━━━━━ WORKING DATA
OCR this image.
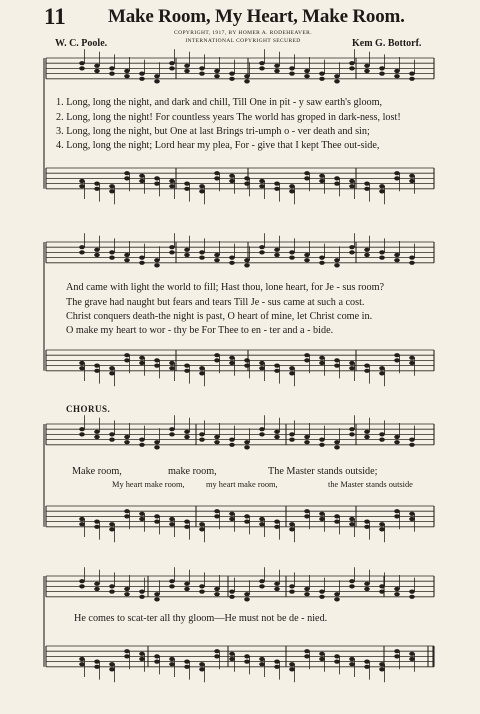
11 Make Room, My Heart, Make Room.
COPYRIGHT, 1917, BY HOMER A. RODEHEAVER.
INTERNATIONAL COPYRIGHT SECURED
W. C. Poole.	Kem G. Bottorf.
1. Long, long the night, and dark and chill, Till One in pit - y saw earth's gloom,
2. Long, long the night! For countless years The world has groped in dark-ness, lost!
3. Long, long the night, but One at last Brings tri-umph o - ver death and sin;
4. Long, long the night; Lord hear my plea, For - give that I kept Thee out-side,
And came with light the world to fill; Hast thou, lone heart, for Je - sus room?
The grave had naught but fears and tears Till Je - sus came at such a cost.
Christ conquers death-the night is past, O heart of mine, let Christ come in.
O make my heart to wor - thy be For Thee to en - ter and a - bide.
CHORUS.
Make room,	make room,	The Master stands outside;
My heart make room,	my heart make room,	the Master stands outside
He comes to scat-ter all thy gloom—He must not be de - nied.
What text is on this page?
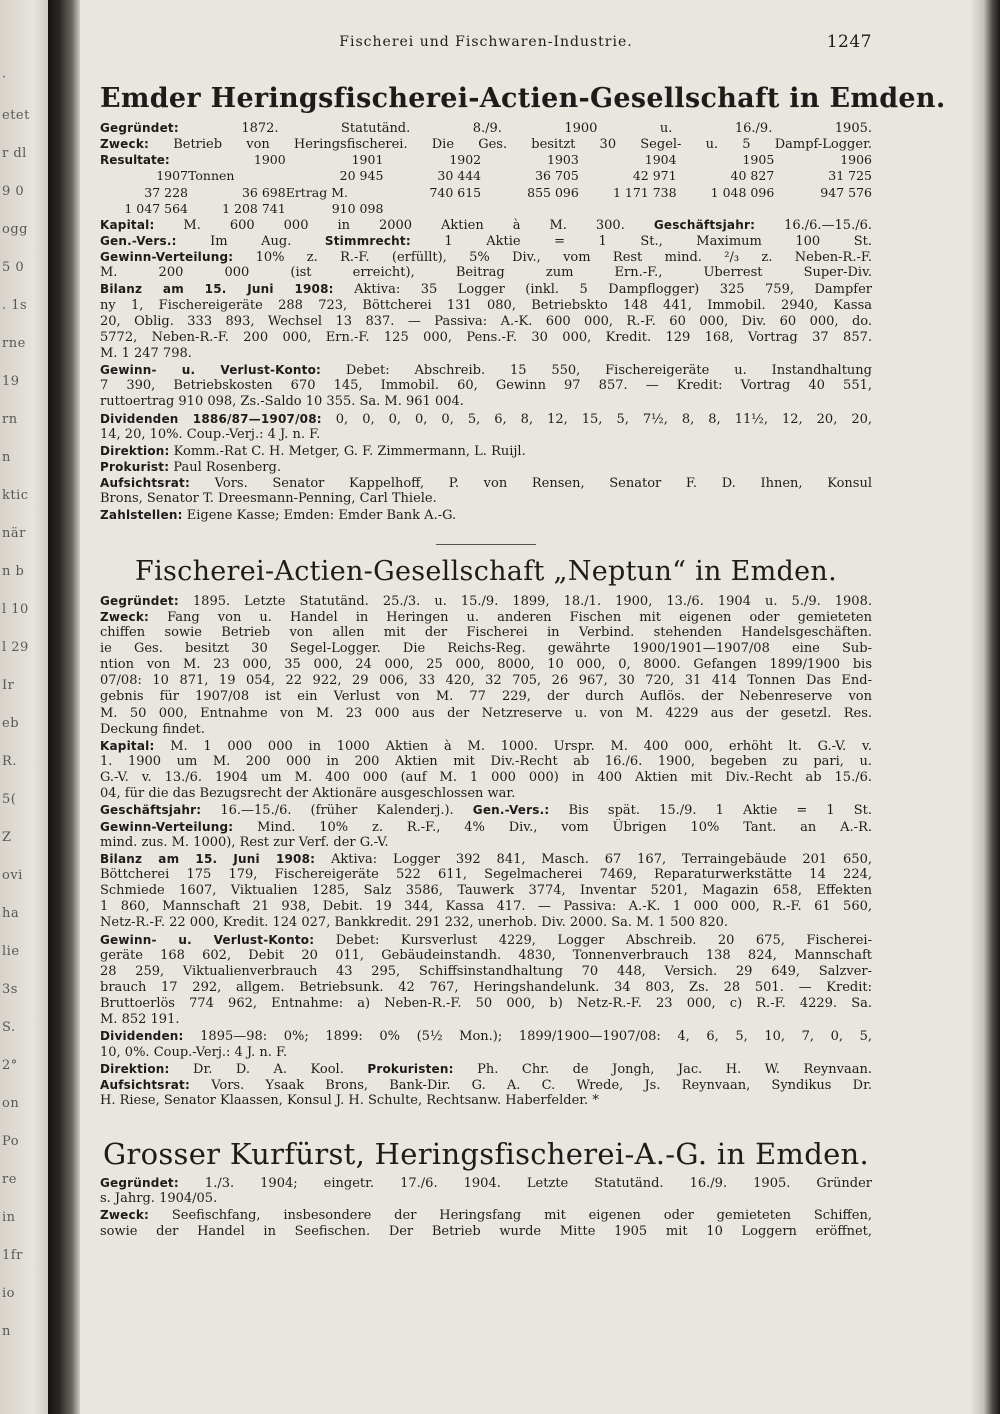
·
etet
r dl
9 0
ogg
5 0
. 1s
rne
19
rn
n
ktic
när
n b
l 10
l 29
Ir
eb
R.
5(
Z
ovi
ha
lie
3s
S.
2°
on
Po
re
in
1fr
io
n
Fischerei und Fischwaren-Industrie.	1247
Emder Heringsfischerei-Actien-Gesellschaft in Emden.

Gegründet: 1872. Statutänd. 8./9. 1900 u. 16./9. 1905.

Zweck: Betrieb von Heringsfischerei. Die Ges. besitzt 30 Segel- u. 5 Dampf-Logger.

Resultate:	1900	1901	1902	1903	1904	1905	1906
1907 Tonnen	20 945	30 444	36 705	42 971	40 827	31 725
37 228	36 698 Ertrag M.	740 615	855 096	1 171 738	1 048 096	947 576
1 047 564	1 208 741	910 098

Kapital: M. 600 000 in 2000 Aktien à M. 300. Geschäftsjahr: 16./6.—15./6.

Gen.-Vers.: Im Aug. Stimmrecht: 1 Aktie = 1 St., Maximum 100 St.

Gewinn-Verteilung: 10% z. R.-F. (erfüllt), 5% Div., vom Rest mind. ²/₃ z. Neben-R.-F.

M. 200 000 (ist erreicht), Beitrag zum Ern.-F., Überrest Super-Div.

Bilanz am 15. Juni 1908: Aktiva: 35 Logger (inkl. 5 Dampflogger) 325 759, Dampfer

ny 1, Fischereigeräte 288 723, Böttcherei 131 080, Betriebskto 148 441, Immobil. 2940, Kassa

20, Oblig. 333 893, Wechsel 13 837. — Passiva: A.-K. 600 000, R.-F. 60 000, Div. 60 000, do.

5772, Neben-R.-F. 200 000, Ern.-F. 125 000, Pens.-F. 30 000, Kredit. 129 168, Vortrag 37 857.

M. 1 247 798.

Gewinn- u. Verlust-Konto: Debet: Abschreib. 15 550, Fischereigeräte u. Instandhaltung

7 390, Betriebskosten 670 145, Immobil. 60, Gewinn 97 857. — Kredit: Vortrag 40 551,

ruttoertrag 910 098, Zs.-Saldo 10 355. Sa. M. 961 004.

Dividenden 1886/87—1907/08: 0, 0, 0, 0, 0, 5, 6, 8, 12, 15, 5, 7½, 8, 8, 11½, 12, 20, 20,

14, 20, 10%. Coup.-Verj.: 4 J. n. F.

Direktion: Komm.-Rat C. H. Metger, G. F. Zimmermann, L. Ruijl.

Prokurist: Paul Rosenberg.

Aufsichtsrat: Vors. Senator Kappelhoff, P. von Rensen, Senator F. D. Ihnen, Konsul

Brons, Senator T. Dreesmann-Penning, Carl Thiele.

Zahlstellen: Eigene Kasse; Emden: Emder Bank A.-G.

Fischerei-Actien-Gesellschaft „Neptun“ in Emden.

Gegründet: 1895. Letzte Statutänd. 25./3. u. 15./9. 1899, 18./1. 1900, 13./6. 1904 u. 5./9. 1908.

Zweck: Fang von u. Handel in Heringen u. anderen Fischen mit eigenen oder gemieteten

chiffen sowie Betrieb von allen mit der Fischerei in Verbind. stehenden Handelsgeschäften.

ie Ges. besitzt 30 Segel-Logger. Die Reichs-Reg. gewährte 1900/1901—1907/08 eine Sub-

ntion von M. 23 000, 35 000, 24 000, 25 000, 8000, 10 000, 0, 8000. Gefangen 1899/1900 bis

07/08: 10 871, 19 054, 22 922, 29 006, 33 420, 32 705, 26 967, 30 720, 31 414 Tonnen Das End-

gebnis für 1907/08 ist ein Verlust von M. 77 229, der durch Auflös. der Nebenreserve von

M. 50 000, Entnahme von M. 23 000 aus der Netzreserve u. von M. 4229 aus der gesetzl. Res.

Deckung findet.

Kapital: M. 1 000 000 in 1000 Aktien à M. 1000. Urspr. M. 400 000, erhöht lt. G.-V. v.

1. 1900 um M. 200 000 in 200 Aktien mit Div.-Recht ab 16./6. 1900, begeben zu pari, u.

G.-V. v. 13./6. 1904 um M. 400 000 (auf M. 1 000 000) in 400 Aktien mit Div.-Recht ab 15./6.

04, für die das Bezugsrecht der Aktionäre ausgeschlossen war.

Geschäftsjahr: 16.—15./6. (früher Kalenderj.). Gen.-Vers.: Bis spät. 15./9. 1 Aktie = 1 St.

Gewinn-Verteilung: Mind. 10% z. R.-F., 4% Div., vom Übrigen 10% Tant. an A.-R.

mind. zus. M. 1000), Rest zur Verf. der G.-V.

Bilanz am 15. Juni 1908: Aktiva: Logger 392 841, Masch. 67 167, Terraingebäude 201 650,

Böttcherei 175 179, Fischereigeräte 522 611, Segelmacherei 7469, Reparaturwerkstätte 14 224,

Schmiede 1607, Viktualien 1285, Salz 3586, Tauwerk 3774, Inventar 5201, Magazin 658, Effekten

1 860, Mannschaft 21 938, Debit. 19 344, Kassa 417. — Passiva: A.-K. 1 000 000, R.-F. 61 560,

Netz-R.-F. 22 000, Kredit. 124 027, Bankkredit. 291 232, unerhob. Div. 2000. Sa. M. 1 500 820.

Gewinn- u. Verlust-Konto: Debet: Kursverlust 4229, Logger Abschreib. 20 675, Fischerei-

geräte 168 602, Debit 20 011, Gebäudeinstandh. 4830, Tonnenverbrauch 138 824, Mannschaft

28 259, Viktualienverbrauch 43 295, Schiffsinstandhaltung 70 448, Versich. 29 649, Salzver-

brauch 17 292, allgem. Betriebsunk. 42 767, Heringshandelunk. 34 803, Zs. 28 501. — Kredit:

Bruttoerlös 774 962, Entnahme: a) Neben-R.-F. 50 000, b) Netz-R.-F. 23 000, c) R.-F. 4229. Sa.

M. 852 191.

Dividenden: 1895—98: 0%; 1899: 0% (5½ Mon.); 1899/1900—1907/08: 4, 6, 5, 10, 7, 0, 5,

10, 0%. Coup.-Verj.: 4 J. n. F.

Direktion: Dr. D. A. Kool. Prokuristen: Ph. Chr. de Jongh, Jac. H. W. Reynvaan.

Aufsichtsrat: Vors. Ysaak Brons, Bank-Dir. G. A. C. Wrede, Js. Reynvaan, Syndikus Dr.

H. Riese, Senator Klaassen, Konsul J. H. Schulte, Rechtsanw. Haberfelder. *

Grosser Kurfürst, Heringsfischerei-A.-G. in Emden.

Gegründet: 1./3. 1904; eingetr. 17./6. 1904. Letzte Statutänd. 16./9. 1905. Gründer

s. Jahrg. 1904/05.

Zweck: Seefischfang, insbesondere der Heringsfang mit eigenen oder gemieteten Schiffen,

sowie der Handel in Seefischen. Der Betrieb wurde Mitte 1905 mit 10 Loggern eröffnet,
━━━━━━━━━━
=== SHORT TASK ===
Scan the material above for the string "Böttcherei" and return the lines that hold it.

=== SOLUTION TO THE EXERCISE ===
ny 1, Fischereigeräte 288 723, Böttcherei 131 080, Betriebskto 148 441, Immobil. 2940, Kassa
Böttcherei 175 179, Fischereigeräte 522 611, Segelmacherei 7469, Reparaturwerkstätte 14 224,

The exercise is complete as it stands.